Data records:
* Start *

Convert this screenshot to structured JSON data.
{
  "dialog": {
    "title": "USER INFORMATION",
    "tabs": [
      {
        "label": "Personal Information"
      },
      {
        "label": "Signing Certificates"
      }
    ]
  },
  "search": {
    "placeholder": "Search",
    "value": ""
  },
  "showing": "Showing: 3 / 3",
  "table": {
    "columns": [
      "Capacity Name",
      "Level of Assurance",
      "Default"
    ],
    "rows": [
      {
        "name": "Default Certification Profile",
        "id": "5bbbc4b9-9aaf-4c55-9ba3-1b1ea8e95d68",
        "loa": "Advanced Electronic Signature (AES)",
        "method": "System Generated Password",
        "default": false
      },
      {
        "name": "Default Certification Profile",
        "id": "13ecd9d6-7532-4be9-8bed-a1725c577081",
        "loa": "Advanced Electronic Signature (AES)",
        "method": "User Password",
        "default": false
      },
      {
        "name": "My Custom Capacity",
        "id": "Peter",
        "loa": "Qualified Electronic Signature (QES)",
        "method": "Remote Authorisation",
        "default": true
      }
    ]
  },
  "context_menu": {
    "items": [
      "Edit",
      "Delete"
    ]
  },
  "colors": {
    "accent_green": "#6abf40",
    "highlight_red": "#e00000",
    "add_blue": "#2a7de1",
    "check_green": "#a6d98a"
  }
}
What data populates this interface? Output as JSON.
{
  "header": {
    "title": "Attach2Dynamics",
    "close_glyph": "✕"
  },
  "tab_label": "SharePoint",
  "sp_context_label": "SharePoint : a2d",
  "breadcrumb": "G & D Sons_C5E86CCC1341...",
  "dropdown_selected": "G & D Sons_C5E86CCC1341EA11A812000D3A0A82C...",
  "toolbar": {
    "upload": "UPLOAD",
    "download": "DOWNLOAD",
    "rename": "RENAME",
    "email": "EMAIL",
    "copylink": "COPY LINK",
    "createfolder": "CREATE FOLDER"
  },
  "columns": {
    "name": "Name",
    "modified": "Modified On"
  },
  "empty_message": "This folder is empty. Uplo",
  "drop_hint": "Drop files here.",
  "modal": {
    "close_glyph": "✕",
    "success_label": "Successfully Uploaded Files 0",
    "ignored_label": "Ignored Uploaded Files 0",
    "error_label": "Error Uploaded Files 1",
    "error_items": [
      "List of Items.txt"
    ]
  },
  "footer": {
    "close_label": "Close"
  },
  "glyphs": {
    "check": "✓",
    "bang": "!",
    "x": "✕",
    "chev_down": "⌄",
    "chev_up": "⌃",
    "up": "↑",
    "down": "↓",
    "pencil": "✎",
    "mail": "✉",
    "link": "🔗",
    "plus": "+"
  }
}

* End *

STATED PROBLEM →
Each line of the material must be restated exactly.

EXERCISE OUTPUT →
Convert this screenshot to structured JSON data.
{
  "dialog": {
    "title": "USER INFORMATION",
    "tabs": [
      {
        "label": "Personal Information"
      },
      {
        "label": "Signing Certificates"
      }
    ]
  },
  "search": {
    "placeholder": "Search",
    "value": ""
  },
  "showing": "Showing: 3 / 3",
  "table": {
    "columns": [
      "Capacity Name",
      "Level of Assurance",
      "Default"
    ],
    "rows": [
      {
        "name": "Default Certification Profile",
        "id": "5bbbc4b9-9aaf-4c55-9ba3-1b1ea8e95d68",
        "loa": "Advanced Electronic Signature (AES)",
        "method": "System Generated Password",
        "default": false
      },
      {
        "name": "Default Certification Profile",
        "id": "13ecd9d6-7532-4be9-8bed-a1725c577081",
        "loa": "Advanced Electronic Signature (AES)",
        "method": "User Password",
        "default": false
      },
      {
        "name": "My Custom Capacity",
        "id": "Peter",
        "loa": "Qualified Electronic Signature (QES)",
        "method": "Remote Authorisation",
        "default": true
      }
    ]
  },
  "context_menu": {
    "items": [
      "Edit",
      "Delete"
    ]
  },
  "colors": {
    "accent_green": "#6abf40",
    "highlight_red": "#e00000",
    "add_blue": "#2a7de1",
    "check_green": "#a6d98a"
  }
}
What data populates this interface? Output as JSON.
{
  "header": {
    "title": "Attach2Dynamics",
    "close_glyph": "✕"
  },
  "tab_label": "SharePoint",
  "sp_context_label": "SharePoint : a2d",
  "breadcrumb": "G & D Sons_C5E86CCC1341...",
  "dropdown_selected": "G & D Sons_C5E86CCC1341EA11A812000D3A0A82C...",
  "toolbar": {
    "upload": "UPLOAD",
    "download": "DOWNLOAD",
    "rename": "RENAME",
    "email": "EMAIL",
    "copylink": "COPY LINK",
    "createfolder": "CREATE FOLDER"
  },
  "columns": {
    "name": "Name",
    "modified": "Modified On"
  },
  "empty_message": "This folder is empty. Uplo",
  "drop_hint": "Drop files here.",
  "modal": {
    "close_glyph": "✕",
    "success_label": "Successfully Uploaded Files 0",
    "ignored_label": "Ignored Uploaded Files 0",
    "error_label": "Error Uploaded Files 1",
    "error_items": [
      "List of Items.txt"
    ]
  },
  "footer": {
    "close_label": "Close"
  },
  "glyphs": {
    "check": "✓",
    "bang": "!",
    "x": "✕",
    "chev_down": "⌄",
    "chev_up": "⌃",
    "up": "↑",
    "down": "↓",
    "pencil": "✎",
    "mail": "✉",
    "link": "🔗",
    "plus": "+"
  }
}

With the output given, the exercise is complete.